* Given instruction:
From the records below, extract all the text exactly and leave the images behind.

>> begin Material provided

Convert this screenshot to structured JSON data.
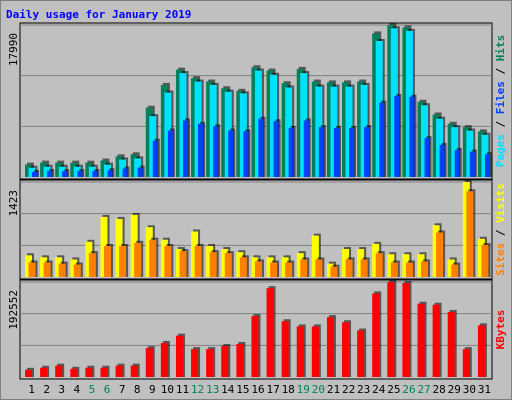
{
  "chart_data": [
    {
      "type": "bar",
      "title": "Daily usage for January 2019",
      "legend_separator": " / ",
      "ylim": [
        0,
        17990
      ],
      "yticks": [
        17990
      ],
      "series": [
        {
          "name": "Hits",
          "color": "#00805c",
          "values": [
            1470,
            1700,
            1700,
            1700,
            1700,
            1950,
            2440,
            2690,
            8200,
            10900,
            12700,
            11700,
            11300,
            10500,
            10200,
            13000,
            12600,
            11100,
            12800,
            11300,
            11200,
            11200,
            11300,
            17000,
            17990,
            17700,
            8900,
            7400,
            6300,
            5900,
            5400
          ]
        },
        {
          "name": "Files",
          "color": "#0040ff",
          "values": [
            600,
            700,
            700,
            700,
            700,
            800,
            1000,
            1100,
            4300,
            5500,
            6700,
            6300,
            6000,
            5500,
            5400,
            6900,
            6600,
            5800,
            6700,
            5900,
            5800,
            5800,
            5900,
            8800,
            9600,
            9500,
            4600,
            3800,
            3200,
            3000,
            2700
          ]
        },
        {
          "name": "Pages",
          "color": "#00e0ff",
          "values": [
            1100,
            1220,
            1220,
            1220,
            1220,
            1460,
            2070,
            2200,
            7200,
            10000,
            12300,
            11300,
            10900,
            10100,
            9900,
            12600,
            12100,
            10600,
            12300,
            10700,
            10700,
            10700,
            10900,
            16100,
            17600,
            17300,
            8500,
            6900,
            5900,
            5500,
            5000
          ]
        }
      ]
    },
    {
      "type": "bar",
      "legend_separator": " / ",
      "ylim": [
        0,
        1423
      ],
      "yticks": [
        1423
      ],
      "series": [
        {
          "name": "Visits",
          "color": "#ffff00",
          "values": [
            325,
            295,
            295,
            263,
            527,
            900,
            870,
            930,
            745,
            558,
            419,
            682,
            465,
            419,
            372,
            295,
            295,
            295,
            357,
            620,
            200,
            419,
            419,
            496,
            341,
            341,
            341,
            775,
            263,
            1423,
            573
          ]
        },
        {
          "name": "Sites",
          "color": "#ff8000",
          "values": [
            217,
            217,
            200,
            186,
            357,
            465,
            465,
            512,
            558,
            465,
            388,
            465,
            372,
            357,
            295,
            233,
            217,
            217,
            263,
            263,
            155,
            263,
            263,
            357,
            217,
            217,
            233,
            667,
            186,
            1285,
            480
          ]
        }
      ]
    },
    {
      "type": "bar",
      "ylim": [
        0,
        192552
      ],
      "yticks": [
        192552
      ],
      "categories": [
        "1",
        "2",
        "3",
        "4",
        "5",
        "6",
        "7",
        "8",
        "9",
        "10",
        "11",
        "12",
        "13",
        "14",
        "15",
        "16",
        "17",
        "18",
        "19",
        "20",
        "21",
        "22",
        "23",
        "24",
        "25",
        "26",
        "27",
        "28",
        "29",
        "30",
        "31"
      ],
      "category_colors": [
        "#000000",
        "#000000",
        "#000000",
        "#000000",
        "#00805c",
        "#00805c",
        "#000000",
        "#000000",
        "#000000",
        "#000000",
        "#000000",
        "#00805c",
        "#00805c",
        "#000000",
        "#000000",
        "#000000",
        "#000000",
        "#000000",
        "#00805c",
        "#00805c",
        "#000000",
        "#000000",
        "#000000",
        "#000000",
        "#000000",
        "#00805c",
        "#00805c",
        "#000000",
        "#000000",
        "#000000",
        "#000000"
      ],
      "series": [
        {
          "name": "KBytes",
          "color": "#ff0000",
          "values": [
            14650,
            18800,
            23000,
            16700,
            18800,
            18800,
            23000,
            23000,
            58600,
            69000,
            83700,
            56500,
            56500,
            62800,
            67000,
            123500,
            180000,
            113000,
            102500,
            102500,
            121400,
            111000,
            94200,
            169500,
            192552,
            190500,
            148600,
            146500,
            131900,
            56500,
            104700
          ]
        }
      ]
    }
  ]
}
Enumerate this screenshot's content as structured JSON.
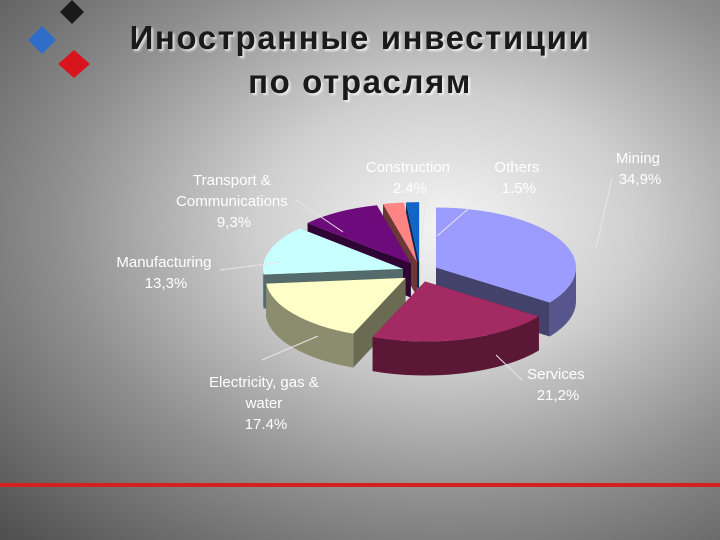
{
  "title_lines": [
    "Иностранные инвестиции",
    "по отраслям"
  ],
  "colors": {
    "logo_black": "#1a1a1a",
    "logo_blue": "#2e6ec8",
    "logo_red": "#d8141c",
    "rule": "#d52020"
  },
  "chart_data": {
    "type": "pie",
    "style": "3d-exploded",
    "title": "",
    "slices": [
      {
        "label_lines": [
          "Mining",
          "34,9%"
        ],
        "value": 34.9,
        "color": "#9c9cff"
      },
      {
        "label_lines": [
          "Services",
          "21,2%"
        ],
        "value": 21.2,
        "color": "#a32a62"
      },
      {
        "label_lines": [
          "Electricity, gas &",
          "water",
          "17.4%"
        ],
        "value": 17.4,
        "color": "#ffffc8"
      },
      {
        "label_lines": [
          "Manufacturing",
          "13,3%"
        ],
        "value": 13.3,
        "color": "#c8ffff"
      },
      {
        "label_lines": [
          "Transport &",
          "Communications",
          "9,3%"
        ],
        "value": 9.3,
        "color": "#6e0b7c"
      },
      {
        "label_lines": [
          "Construction",
          "2.4%"
        ],
        "value": 2.4,
        "color": "#ff8484"
      },
      {
        "label_lines": [
          "Others",
          "1.5%"
        ],
        "value": 1.5,
        "color": "#1464c8"
      }
    ],
    "legend": "none"
  }
}
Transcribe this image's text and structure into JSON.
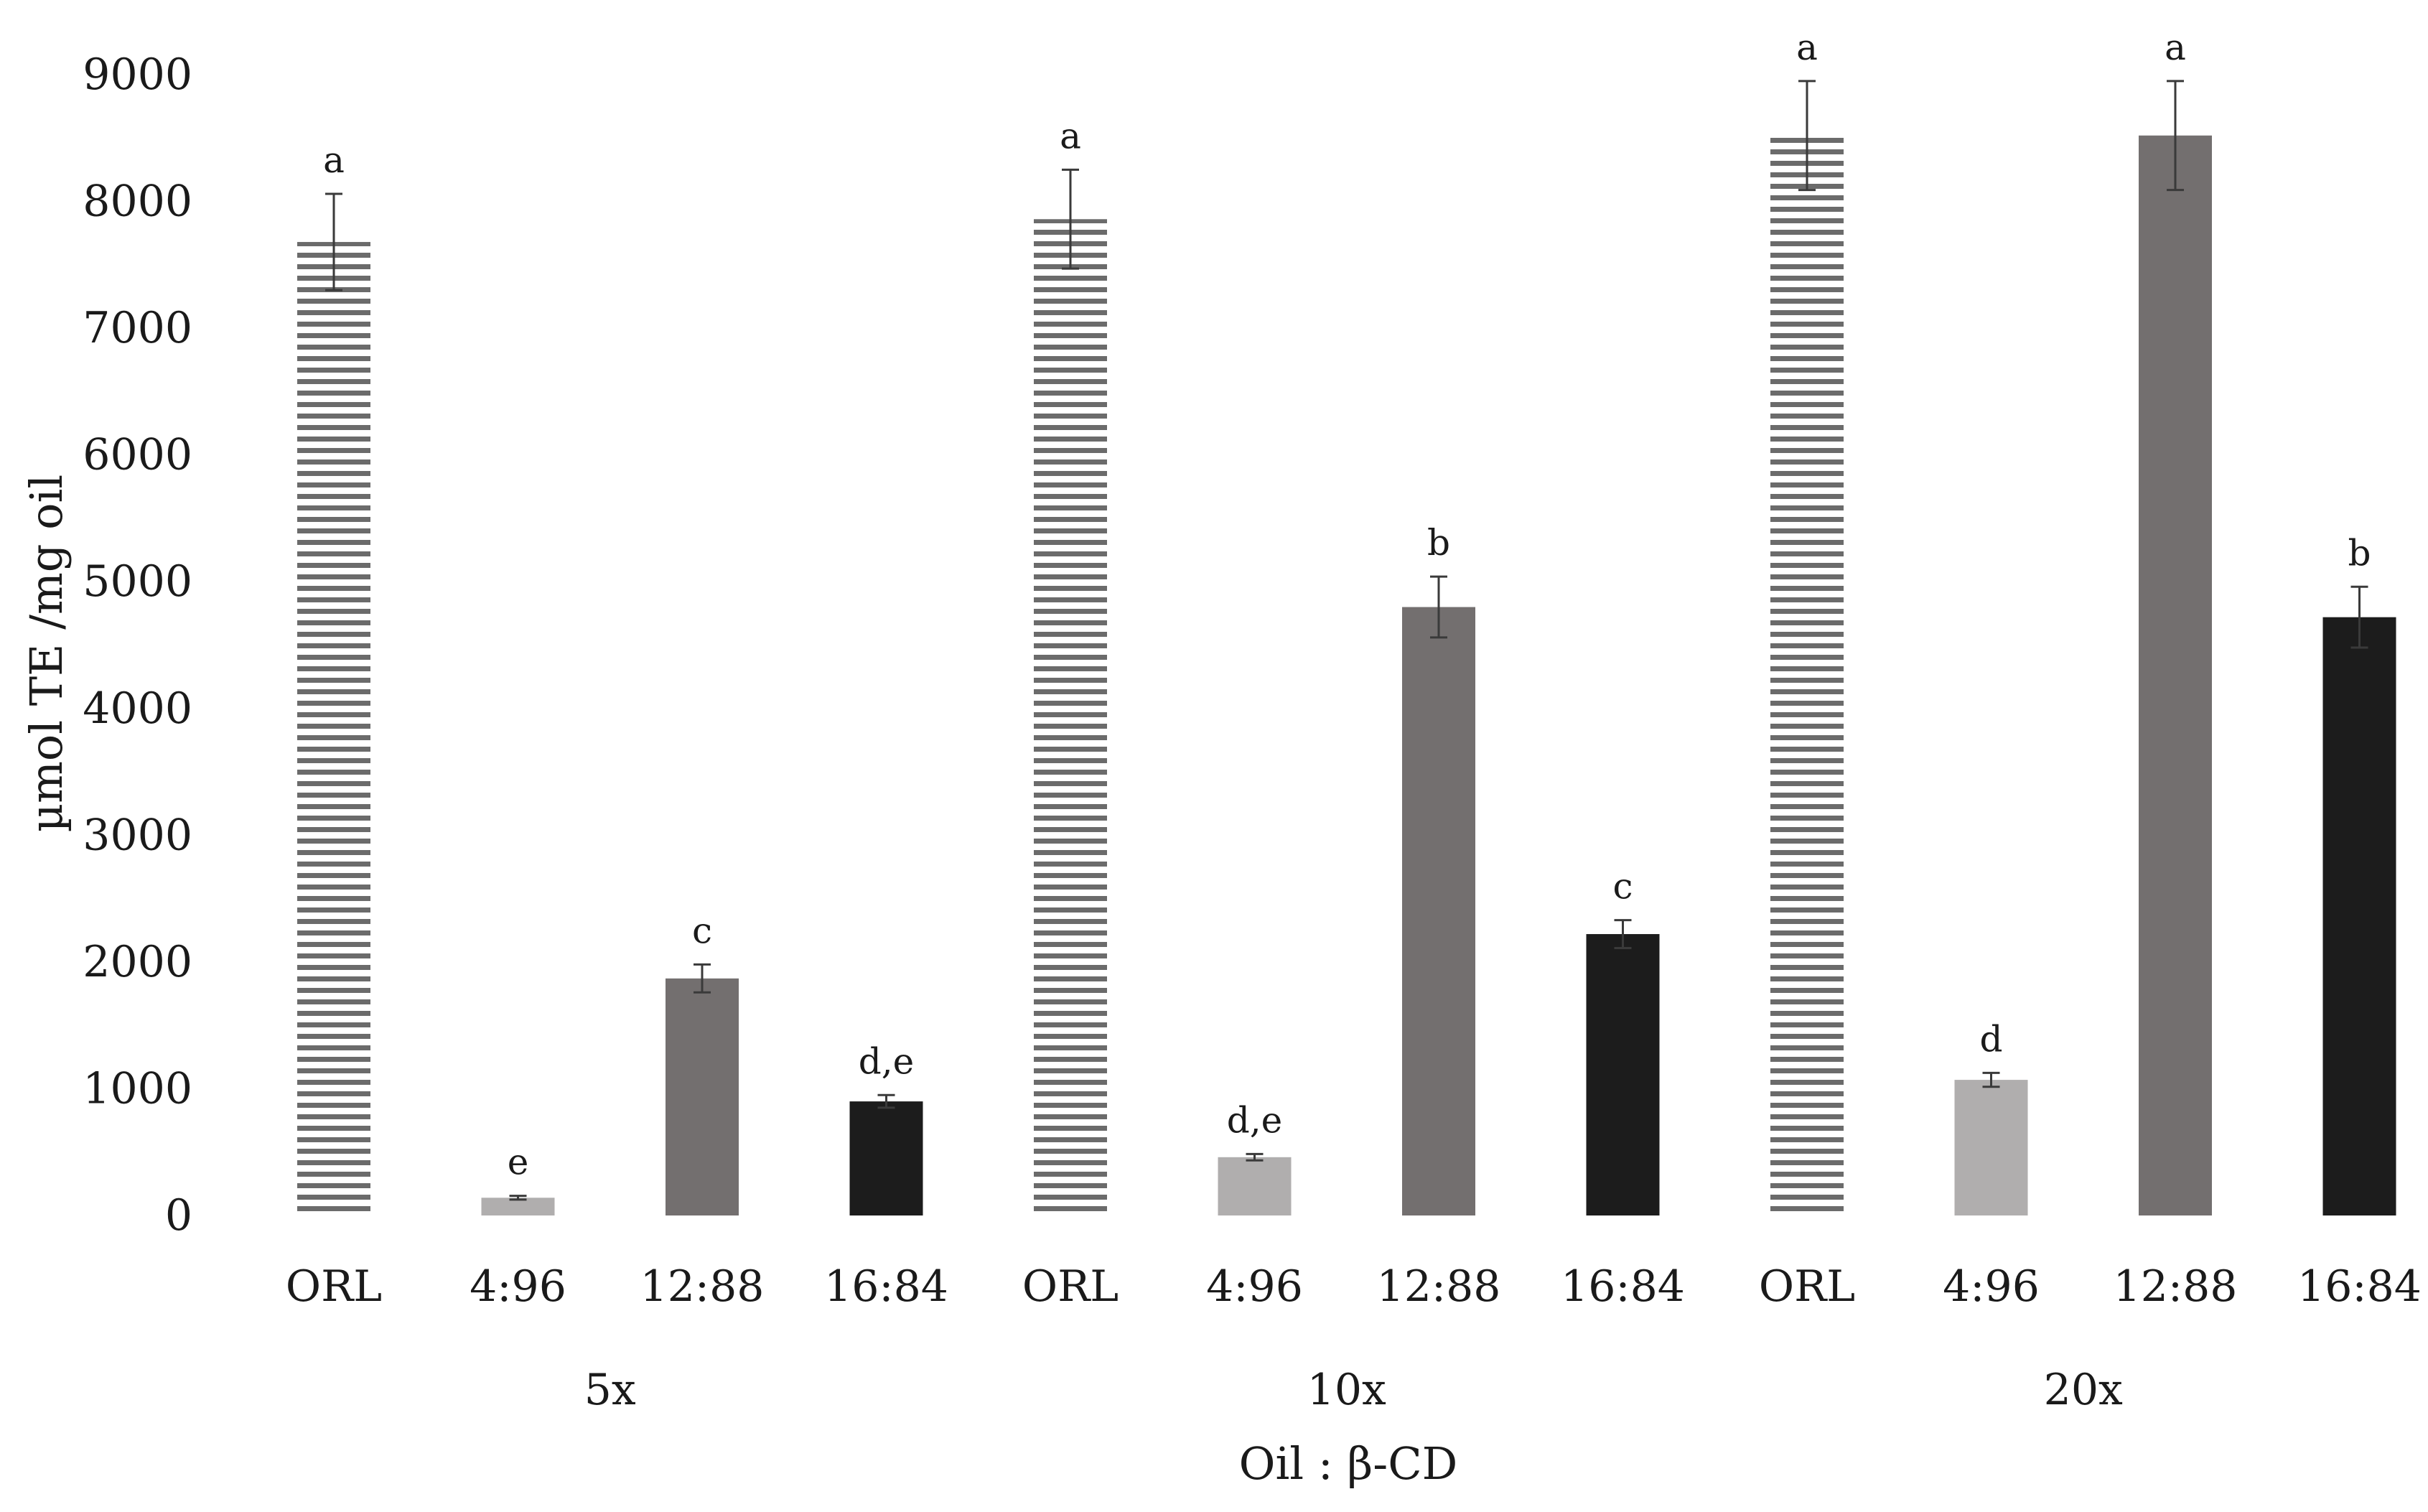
{
  "chart_data": {
    "type": "bar",
    "title": "",
    "ylabel": "µmol TE /mg oil",
    "xlabel": "Oil : β-CD",
    "ylim": [
      0,
      9000
    ],
    "yticks": [
      0,
      1000,
      2000,
      3000,
      4000,
      5000,
      6000,
      7000,
      8000,
      9000
    ],
    "grid": false,
    "legend": "none",
    "colors": {
      "ORL": "#6b6b6b",
      "4:96": "#b0aeae",
      "12:88": "#736f6f",
      "16:84": "#1c1c1c",
      "axis": "#3a3a3a"
    },
    "groups": [
      {
        "label": "5x",
        "bars": [
          {
            "category": "ORL",
            "value": 7680,
            "error": 380,
            "sig": "a",
            "pattern": "striped"
          },
          {
            "category": "4:96",
            "value": 140,
            "error": 15,
            "sig": "e",
            "pattern": "solid"
          },
          {
            "category": "12:88",
            "value": 1870,
            "error": 110,
            "sig": "c",
            "pattern": "solid"
          },
          {
            "category": "16:84",
            "value": 900,
            "error": 50,
            "sig": "d,e",
            "pattern": "solid"
          }
        ]
      },
      {
        "label": "10x",
        "bars": [
          {
            "category": "ORL",
            "value": 7860,
            "error": 390,
            "sig": "a",
            "pattern": "striped"
          },
          {
            "category": "4:96",
            "value": 460,
            "error": 25,
            "sig": "d,e",
            "pattern": "solid"
          },
          {
            "category": "12:88",
            "value": 4800,
            "error": 240,
            "sig": "b",
            "pattern": "solid"
          },
          {
            "category": "16:84",
            "value": 2220,
            "error": 110,
            "sig": "c",
            "pattern": "solid"
          }
        ]
      },
      {
        "label": "20x",
        "bars": [
          {
            "category": "ORL",
            "value": 8520,
            "error": 430,
            "sig": "a",
            "pattern": "striped"
          },
          {
            "category": "4:96",
            "value": 1070,
            "error": 55,
            "sig": "d",
            "pattern": "solid"
          },
          {
            "category": "12:88",
            "value": 8520,
            "error": 430,
            "sig": "a",
            "pattern": "solid"
          },
          {
            "category": "16:84",
            "value": 4720,
            "error": 240,
            "sig": "b",
            "pattern": "solid"
          }
        ]
      }
    ]
  }
}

>> end Material provided

* Complete output:
Convert this screenshot to structured JSON data.
{
  "chart_data": [
    {
      "type": "bar",
      "title": "Daily usage for January 2019",
      "legend_separator": " / ",
      "ylim": [
        0,
        17990
      ],
      "yticks": [
        17990
      ],
      "series": [
        {
          "name": "Hits",
          "color": "#00805c",
          "values": [
            1470,
            1700,
            1700,
            1700,
            1700,
            1950,
            2440,
            2690,
            8200,
            10900,
            12700,
            11700,
            11300,
            10500,
            10200,
            13000,
            12600,
            11100,
            12800,
            11300,
            11200,
            11200,
            11300,
            17000,
            17990,
            17700,
            8900,
            7400,
            6300,
            5900,
            5400
          ]
        },
        {
          "name": "Files",
          "color": "#0040ff",
          "values": [
            600,
            700,
            700,
            700,
            700,
            800,
            1000,
            1100,
            4300,
            5500,
            6700,
            6300,
            6000,
            5500,
            5400,
            6900,
            6600,
            5800,
            6700,
            5900,
            5800,
            5800,
            5900,
            8800,
            9600,
            9500,
            4600,
            3800,
            3200,
            3000,
            2700
          ]
        },
        {
          "name": "Pages",
          "color": "#00e0ff",
          "values": [
            1100,
            1220,
            1220,
            1220,
            1220,
            1460,
            2070,
            2200,
            7200,
            10000,
            12300,
            11300,
            10900,
            10100,
            9900,
            12600,
            12100,
            10600,
            12300,
            10700,
            10700,
            10700,
            10900,
            16100,
            17600,
            17300,
            8500,
            6900,
            5900,
            5500,
            5000
          ]
        }
      ]
    },
    {
      "type": "bar",
      "legend_separator": " / ",
      "ylim": [
        0,
        1423
      ],
      "yticks": [
        1423
      ],
      "series": [
        {
          "name": "Visits",
          "color": "#ffff00",
          "values": [
            325,
            295,
            295,
            263,
            527,
            900,
            870,
            930,
            745,
            558,
            419,
            682,
            465,
            419,
            372,
            295,
            295,
            295,
            357,
            620,
            200,
            419,
            419,
            496,
            341,
            341,
            341,
            775,
            263,
            1423,
            573
          ]
        },
        {
          "name": "Sites",
          "color": "#ff8000",
          "values": [
            217,
            217,
            200,
            186,
            357,
            465,
            465,
            512,
            558,
            465,
            388,
            465,
            372,
            357,
            295,
            233,
            217,
            217,
            263,
            263,
            155,
            263,
            263,
            357,
            217,
            217,
            233,
            667,
            186,
            1285,
            480
          ]
        }
      ]
    },
    {
      "type": "bar",
      "ylim": [
        0,
        192552
      ],
      "yticks": [
        192552
      ],
      "categories": [
        "1",
        "2",
        "3",
        "4",
        "5",
        "6",
        "7",
        "8",
        "9",
        "10",
        "11",
        "12",
        "13",
        "14",
        "15",
        "16",
        "17",
        "18",
        "19",
        "20",
        "21",
        "22",
        "23",
        "24",
        "25",
        "26",
        "27",
        "28",
        "29",
        "30",
        "31"
      ],
      "category_colors": [
        "#000000",
        "#000000",
        "#000000",
        "#000000",
        "#00805c",
        "#00805c",
        "#000000",
        "#000000",
        "#000000",
        "#000000",
        "#000000",
        "#00805c",
        "#00805c",
        "#000000",
        "#000000",
        "#000000",
        "#000000",
        "#000000",
        "#00805c",
        "#00805c",
        "#000000",
        "#000000",
        "#000000",
        "#000000",
        "#000000",
        "#00805c",
        "#00805c",
        "#000000",
        "#000000",
        "#000000",
        "#000000"
      ],
      "series": [
        {
          "name": "KBytes",
          "color": "#ff0000",
          "values": [
            14650,
            18800,
            23000,
            16700,
            18800,
            18800,
            23000,
            23000,
            58600,
            69000,
            83700,
            56500,
            56500,
            62800,
            67000,
            123500,
            180000,
            113000,
            102500,
            102500,
            121400,
            111000,
            94200,
            169500,
            192552,
            190500,
            148600,
            146500,
            131900,
            56500,
            104700
          ]
        }
      ]
    }
  ]
}
Enumerate this screenshot's content as structured JSON.
{
  "title_lines": [
    "Иностранные инвестиции",
    "по отраслям"
  ],
  "colors": {
    "logo_black": "#1a1a1a",
    "logo_blue": "#2e6ec8",
    "logo_red": "#d8141c",
    "rule": "#d52020"
  },
  "chart_data": {
    "type": "pie",
    "style": "3d-exploded",
    "title": "",
    "slices": [
      {
        "label_lines": [
          "Mining",
          "34,9%"
        ],
        "value": 34.9,
        "color": "#9c9cff"
      },
      {
        "label_lines": [
          "Services",
          "21,2%"
        ],
        "value": 21.2,
        "color": "#a32a62"
      },
      {
        "label_lines": [
          "Electricity, gas &",
          "water",
          "17.4%"
        ],
        "value": 17.4,
        "color": "#ffffc8"
      },
      {
        "label_lines": [
          "Manufacturing",
          "13,3%"
        ],
        "value": 13.3,
        "color": "#c8ffff"
      },
      {
        "label_lines": [
          "Transport &",
          "Communications",
          "9,3%"
        ],
        "value": 9.3,
        "color": "#6e0b7c"
      },
      {
        "label_lines": [
          "Construction",
          "2.4%"
        ],
        "value": 2.4,
        "color": "#ff8484"
      },
      {
        "label_lines": [
          "Others",
          "1.5%"
        ],
        "value": 1.5,
        "color": "#1464c8"
      }
    ],
    "legend": "none"
  }
}
Transcribe this image's text and structure into JSON.
{
  "chart_data": {
    "type": "bar",
    "title": "",
    "ylabel": "µmol TE /mg oil",
    "xlabel": "Oil : β-CD",
    "ylim": [
      0,
      9000
    ],
    "yticks": [
      0,
      1000,
      2000,
      3000,
      4000,
      5000,
      6000,
      7000,
      8000,
      9000
    ],
    "grid": false,
    "legend": "none",
    "colors": {
      "ORL": "#6b6b6b",
      "4:96": "#b0aeae",
      "12:88": "#736f6f",
      "16:84": "#1c1c1c",
      "axis": "#3a3a3a"
    },
    "groups": [
      {
        "label": "5x",
        "bars": [
          {
            "category": "ORL",
            "value": 7680,
            "error": 380,
            "sig": "a",
            "pattern": "striped"
          },
          {
            "category": "4:96",
            "value": 140,
            "error": 15,
            "sig": "e",
            "pattern": "solid"
          },
          {
            "category": "12:88",
            "value": 1870,
            "error": 110,
            "sig": "c",
            "pattern": "solid"
          },
          {
            "category": "16:84",
            "value": 900,
            "error": 50,
            "sig": "d,e",
            "pattern": "solid"
          }
        ]
      },
      {
        "label": "10x",
        "bars": [
          {
            "category": "ORL",
            "value": 7860,
            "error": 390,
            "sig": "a",
            "pattern": "striped"
          },
          {
            "category": "4:96",
            "value": 460,
            "error": 25,
            "sig": "d,e",
            "pattern": "solid"
          },
          {
            "category": "12:88",
            "value": 4800,
            "error": 240,
            "sig": "b",
            "pattern": "solid"
          },
          {
            "category": "16:84",
            "value": 2220,
            "error": 110,
            "sig": "c",
            "pattern": "solid"
          }
        ]
      },
      {
        "label": "20x",
        "bars": [
          {
            "category": "ORL",
            "value": 8520,
            "error": 430,
            "sig": "a",
            "pattern": "striped"
          },
          {
            "category": "4:96",
            "value": 1070,
            "error": 55,
            "sig": "d",
            "pattern": "solid"
          },
          {
            "category": "12:88",
            "value": 8520,
            "error": 430,
            "sig": "a",
            "pattern": "solid"
          },
          {
            "category": "16:84",
            "value": 4720,
            "error": 240,
            "sig": "b",
            "pattern": "solid"
          }
        ]
      }
    ]
  }
}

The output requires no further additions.